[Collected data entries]
--------
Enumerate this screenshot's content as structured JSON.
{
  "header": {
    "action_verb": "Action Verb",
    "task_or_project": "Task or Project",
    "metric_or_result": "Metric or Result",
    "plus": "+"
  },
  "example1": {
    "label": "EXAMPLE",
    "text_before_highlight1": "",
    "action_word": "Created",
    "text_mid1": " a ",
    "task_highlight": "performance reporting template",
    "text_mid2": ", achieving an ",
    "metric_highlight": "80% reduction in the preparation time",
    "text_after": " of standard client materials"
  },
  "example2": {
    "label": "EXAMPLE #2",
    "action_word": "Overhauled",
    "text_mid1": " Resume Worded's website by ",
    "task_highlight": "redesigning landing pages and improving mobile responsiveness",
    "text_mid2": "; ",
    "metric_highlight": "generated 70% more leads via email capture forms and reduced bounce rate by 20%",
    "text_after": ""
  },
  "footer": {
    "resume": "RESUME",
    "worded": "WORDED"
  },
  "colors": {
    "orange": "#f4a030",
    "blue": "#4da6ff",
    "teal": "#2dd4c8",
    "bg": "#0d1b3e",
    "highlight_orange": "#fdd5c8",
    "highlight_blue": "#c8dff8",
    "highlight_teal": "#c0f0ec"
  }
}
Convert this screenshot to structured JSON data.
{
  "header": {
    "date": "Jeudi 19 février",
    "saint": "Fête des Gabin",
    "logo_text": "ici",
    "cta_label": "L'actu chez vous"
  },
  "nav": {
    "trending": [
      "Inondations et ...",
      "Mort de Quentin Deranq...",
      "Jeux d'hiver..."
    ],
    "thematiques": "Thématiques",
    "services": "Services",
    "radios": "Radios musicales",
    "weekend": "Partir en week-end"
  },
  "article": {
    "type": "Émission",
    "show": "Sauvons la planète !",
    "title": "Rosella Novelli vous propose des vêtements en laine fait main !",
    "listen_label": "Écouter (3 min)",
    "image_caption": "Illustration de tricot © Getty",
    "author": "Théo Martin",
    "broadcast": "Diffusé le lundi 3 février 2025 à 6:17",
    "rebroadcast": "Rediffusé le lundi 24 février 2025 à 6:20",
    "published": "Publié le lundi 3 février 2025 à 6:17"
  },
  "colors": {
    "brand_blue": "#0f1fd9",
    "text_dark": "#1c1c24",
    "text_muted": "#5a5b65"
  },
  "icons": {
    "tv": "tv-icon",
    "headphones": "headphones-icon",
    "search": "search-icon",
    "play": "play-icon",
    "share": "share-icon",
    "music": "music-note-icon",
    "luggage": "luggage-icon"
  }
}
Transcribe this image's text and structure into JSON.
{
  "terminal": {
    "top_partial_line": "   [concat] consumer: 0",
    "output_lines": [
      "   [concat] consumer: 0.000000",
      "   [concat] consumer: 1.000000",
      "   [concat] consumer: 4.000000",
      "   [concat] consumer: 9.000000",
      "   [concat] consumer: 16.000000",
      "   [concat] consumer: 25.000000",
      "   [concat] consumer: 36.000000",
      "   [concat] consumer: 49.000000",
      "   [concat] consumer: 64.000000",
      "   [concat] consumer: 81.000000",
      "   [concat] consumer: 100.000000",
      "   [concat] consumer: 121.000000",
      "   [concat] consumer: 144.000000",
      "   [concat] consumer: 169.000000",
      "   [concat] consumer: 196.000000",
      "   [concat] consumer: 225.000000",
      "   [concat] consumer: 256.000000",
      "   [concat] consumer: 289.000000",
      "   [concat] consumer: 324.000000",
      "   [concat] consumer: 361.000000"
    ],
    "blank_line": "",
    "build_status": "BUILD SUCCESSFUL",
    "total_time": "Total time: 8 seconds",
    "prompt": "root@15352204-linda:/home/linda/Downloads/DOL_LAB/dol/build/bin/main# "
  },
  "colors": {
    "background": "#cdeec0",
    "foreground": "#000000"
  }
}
--------
● WRITTEN INSTRUCTION
Show the data once more, exactly as it was written.

● REPLY TO THE TASK
Enumerate this screenshot's content as structured JSON.
{
  "header": {
    "action_verb": "Action Verb",
    "task_or_project": "Task or Project",
    "metric_or_result": "Metric or Result",
    "plus": "+"
  },
  "example1": {
    "label": "EXAMPLE",
    "text_before_highlight1": "",
    "action_word": "Created",
    "text_mid1": " a ",
    "task_highlight": "performance reporting template",
    "text_mid2": ", achieving an ",
    "metric_highlight": "80% reduction in the preparation time",
    "text_after": " of standard client materials"
  },
  "example2": {
    "label": "EXAMPLE #2",
    "action_word": "Overhauled",
    "text_mid1": " Resume Worded's website by ",
    "task_highlight": "redesigning landing pages and improving mobile responsiveness",
    "text_mid2": "; ",
    "metric_highlight": "generated 70% more leads via email capture forms and reduced bounce rate by 20%",
    "text_after": ""
  },
  "footer": {
    "resume": "RESUME",
    "worded": "WORDED"
  },
  "colors": {
    "orange": "#f4a030",
    "blue": "#4da6ff",
    "teal": "#2dd4c8",
    "bg": "#0d1b3e",
    "highlight_orange": "#fdd5c8",
    "highlight_blue": "#c8dff8",
    "highlight_teal": "#c0f0ec"
  }
}
Convert this screenshot to structured JSON data.
{
  "header": {
    "date": "Jeudi 19 février",
    "saint": "Fête des Gabin",
    "logo_text": "ici",
    "cta_label": "L'actu chez vous"
  },
  "nav": {
    "trending": [
      "Inondations et ...",
      "Mort de Quentin Deranq...",
      "Jeux d'hiver..."
    ],
    "thematiques": "Thématiques",
    "services": "Services",
    "radios": "Radios musicales",
    "weekend": "Partir en week-end"
  },
  "article": {
    "type": "Émission",
    "show": "Sauvons la planète !",
    "title": "Rosella Novelli vous propose des vêtements en laine fait main !",
    "listen_label": "Écouter (3 min)",
    "image_caption": "Illustration de tricot © Getty",
    "author": "Théo Martin",
    "broadcast": "Diffusé le lundi 3 février 2025 à 6:17",
    "rebroadcast": "Rediffusé le lundi 24 février 2025 à 6:20",
    "published": "Publié le lundi 3 février 2025 à 6:17"
  },
  "colors": {
    "brand_blue": "#0f1fd9",
    "text_dark": "#1c1c24",
    "text_muted": "#5a5b65"
  },
  "icons": {
    "tv": "tv-icon",
    "headphones": "headphones-icon",
    "search": "search-icon",
    "play": "play-icon",
    "share": "share-icon",
    "music": "music-note-icon",
    "luggage": "luggage-icon"
  }
}
Transcribe this image's text and structure into JSON.
{
  "terminal": {
    "top_partial_line": "   [concat] consumer: 0",
    "output_lines": [
      "   [concat] consumer: 0.000000",
      "   [concat] consumer: 1.000000",
      "   [concat] consumer: 4.000000",
      "   [concat] consumer: 9.000000",
      "   [concat] consumer: 16.000000",
      "   [concat] consumer: 25.000000",
      "   [concat] consumer: 36.000000",
      "   [concat] consumer: 49.000000",
      "   [concat] consumer: 64.000000",
      "   [concat] consumer: 81.000000",
      "   [concat] consumer: 100.000000",
      "   [concat] consumer: 121.000000",
      "   [concat] consumer: 144.000000",
      "   [concat] consumer: 169.000000",
      "   [concat] consumer: 196.000000",
      "   [concat] consumer: 225.000000",
      "   [concat] consumer: 256.000000",
      "   [concat] consumer: 289.000000",
      "   [concat] consumer: 324.000000",
      "   [concat] consumer: 361.000000"
    ],
    "blank_line": "",
    "build_status": "BUILD SUCCESSFUL",
    "total_time": "Total time: 8 seconds",
    "prompt": "root@15352204-linda:/home/linda/Downloads/DOL_LAB/dol/build/bin/main# "
  },
  "colors": {
    "background": "#cdeec0",
    "foreground": "#000000"
  }
}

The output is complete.